What to do
Extract the whole listing as it stands. Do not include the pictures.

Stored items
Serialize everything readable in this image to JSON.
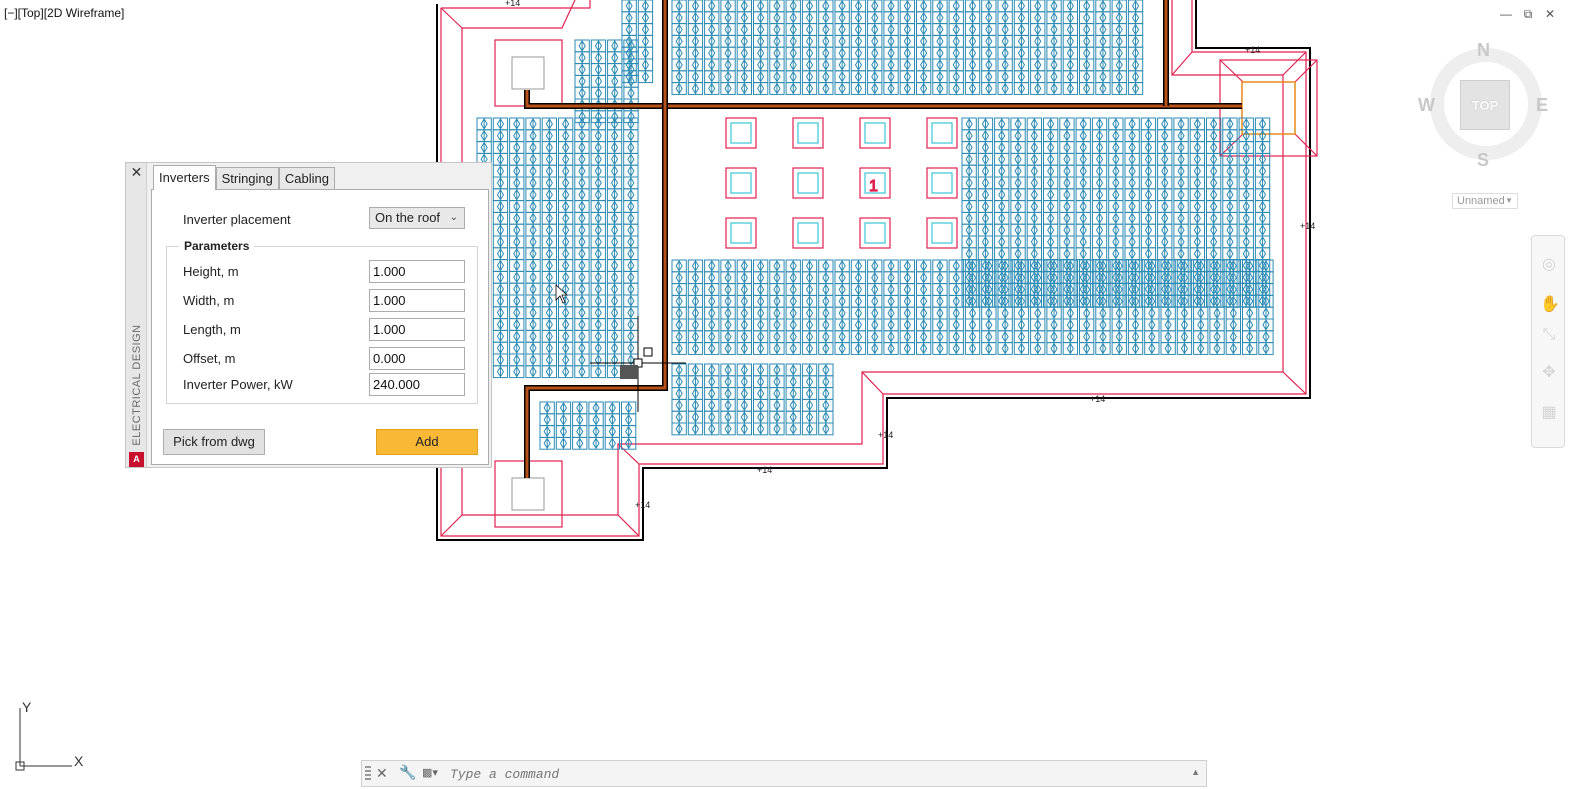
{
  "viewport": {
    "label": "[−][Top][2D Wireframe]"
  },
  "window_controls": {
    "minimize": "—",
    "restore": "⧉",
    "close": "✕"
  },
  "viewcube": {
    "north": "N",
    "south": "S",
    "east": "E",
    "west": "W",
    "face": "TOP",
    "ucs": "Unnamed"
  },
  "drawing": {
    "tags": [
      "+14",
      "+14",
      "+14",
      "+14",
      "+14",
      "+14",
      "+14"
    ],
    "zone_marker": "1",
    "colors": {
      "panel": "#2a8ab3",
      "outline": "#e0224f",
      "cable": "#8b3a12",
      "cursor": "#000000",
      "inverter": "#e88b1a"
    }
  },
  "palette": {
    "side_title": "ELECTRICAL DESIGN",
    "logo": "A",
    "close": "✕",
    "tabs": [
      "Inverters",
      "Stringing",
      "Cabling"
    ],
    "active_tab": "Inverters",
    "placement_label": "Inverter placement",
    "placement_value": "On the roof",
    "parameters_title": "Parameters",
    "fields": [
      {
        "label": "Height, m",
        "value": "1.000"
      },
      {
        "label": "Width, m",
        "value": "1.000"
      },
      {
        "label": "Length, m",
        "value": "1.000"
      },
      {
        "label": "Offset, m",
        "value": "0.000"
      },
      {
        "label": "Inverter Power, kW",
        "value": "240.000"
      }
    ],
    "pick_button": "Pick from dwg",
    "add_button": "Add"
  },
  "ucs_axes": {
    "x": "X",
    "y": "Y"
  },
  "command_line": {
    "placeholder": "Type a command"
  }
}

Output
Serialize everything readable in this image to JSON.
{
  "viewport": {
    "label": "[−][Top][2D Wireframe]"
  },
  "window_controls": {
    "minimize": "—",
    "restore": "⧉",
    "close": "✕"
  },
  "viewcube": {
    "north": "N",
    "south": "S",
    "east": "E",
    "west": "W",
    "face": "TOP",
    "ucs": "Unnamed"
  },
  "drawing": {
    "tags": [
      "+14",
      "+14",
      "+14",
      "+14",
      "+14",
      "+14",
      "+14"
    ],
    "zone_marker": "1",
    "colors": {
      "panel": "#2a8ab3",
      "outline": "#e0224f",
      "cable": "#8b3a12",
      "cursor": "#000000",
      "inverter": "#e88b1a"
    }
  },
  "palette": {
    "side_title": "ELECTRICAL DESIGN",
    "logo": "A",
    "close": "✕",
    "tabs": [
      "Inverters",
      "Stringing",
      "Cabling"
    ],
    "active_tab": "Inverters",
    "placement_label": "Inverter placement",
    "placement_value": "On the roof",
    "parameters_title": "Parameters",
    "fields": [
      {
        "label": "Height, m",
        "value": "1.000"
      },
      {
        "label": "Width, m",
        "value": "1.000"
      },
      {
        "label": "Length, m",
        "value": "1.000"
      },
      {
        "label": "Offset, m",
        "value": "0.000"
      },
      {
        "label": "Inverter Power, kW",
        "value": "240.000"
      }
    ],
    "pick_button": "Pick from dwg",
    "add_button": "Add"
  },
  "ucs_axes": {
    "x": "X",
    "y": "Y"
  },
  "command_line": {
    "placeholder": "Type a command"
  }
}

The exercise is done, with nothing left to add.